**Problem details**
Give every line from the entries that contains "教学要求".

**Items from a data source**

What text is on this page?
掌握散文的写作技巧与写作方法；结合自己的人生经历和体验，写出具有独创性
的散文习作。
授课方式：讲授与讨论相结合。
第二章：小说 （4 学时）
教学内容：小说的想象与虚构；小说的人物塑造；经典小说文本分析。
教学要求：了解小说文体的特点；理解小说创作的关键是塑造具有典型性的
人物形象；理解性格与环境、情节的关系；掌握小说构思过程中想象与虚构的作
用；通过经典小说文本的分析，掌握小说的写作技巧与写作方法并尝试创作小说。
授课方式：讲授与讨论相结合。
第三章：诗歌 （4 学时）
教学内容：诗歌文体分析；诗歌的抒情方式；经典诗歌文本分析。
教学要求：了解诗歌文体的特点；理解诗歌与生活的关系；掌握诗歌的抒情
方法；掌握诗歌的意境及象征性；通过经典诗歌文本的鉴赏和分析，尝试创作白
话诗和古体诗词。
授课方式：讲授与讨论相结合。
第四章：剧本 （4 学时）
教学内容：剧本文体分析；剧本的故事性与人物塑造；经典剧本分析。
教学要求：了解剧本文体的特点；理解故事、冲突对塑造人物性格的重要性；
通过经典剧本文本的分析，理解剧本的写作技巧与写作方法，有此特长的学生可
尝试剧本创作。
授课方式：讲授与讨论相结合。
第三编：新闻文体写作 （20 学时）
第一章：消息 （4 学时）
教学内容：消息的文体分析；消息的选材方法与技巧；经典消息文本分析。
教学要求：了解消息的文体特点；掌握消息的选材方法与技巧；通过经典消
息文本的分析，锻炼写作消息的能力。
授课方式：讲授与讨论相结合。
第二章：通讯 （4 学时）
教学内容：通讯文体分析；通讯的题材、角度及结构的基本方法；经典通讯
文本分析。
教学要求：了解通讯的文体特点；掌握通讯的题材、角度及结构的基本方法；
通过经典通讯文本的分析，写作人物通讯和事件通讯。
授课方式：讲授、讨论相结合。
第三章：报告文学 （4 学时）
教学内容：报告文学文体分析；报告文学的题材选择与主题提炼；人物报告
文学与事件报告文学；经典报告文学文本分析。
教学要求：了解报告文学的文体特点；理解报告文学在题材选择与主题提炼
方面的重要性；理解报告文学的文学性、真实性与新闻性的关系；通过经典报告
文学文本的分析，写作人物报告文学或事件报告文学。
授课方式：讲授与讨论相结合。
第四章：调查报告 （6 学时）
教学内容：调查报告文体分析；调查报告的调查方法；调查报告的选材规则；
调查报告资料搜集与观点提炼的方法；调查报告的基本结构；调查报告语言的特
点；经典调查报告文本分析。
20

**Solution to the problem**
教学要求：了解小说文体的特点；理解小说创作的关键是塑造具有典型性的
教学要求：了解诗歌文体的特点；理解诗歌与生活的关系；掌握诗歌的抒情
教学要求：了解剧本文体的特点；理解故事、冲突对塑造人物性格的重要性；
教学要求：了解消息的文体特点；掌握消息的选材方法与技巧；通过经典消
教学要求：了解通讯的文体特点；掌握通讯的题材、角度及结构的基本方法；
教学要求：了解报告文学的文体特点；理解报告文学在题材选择与主题提炼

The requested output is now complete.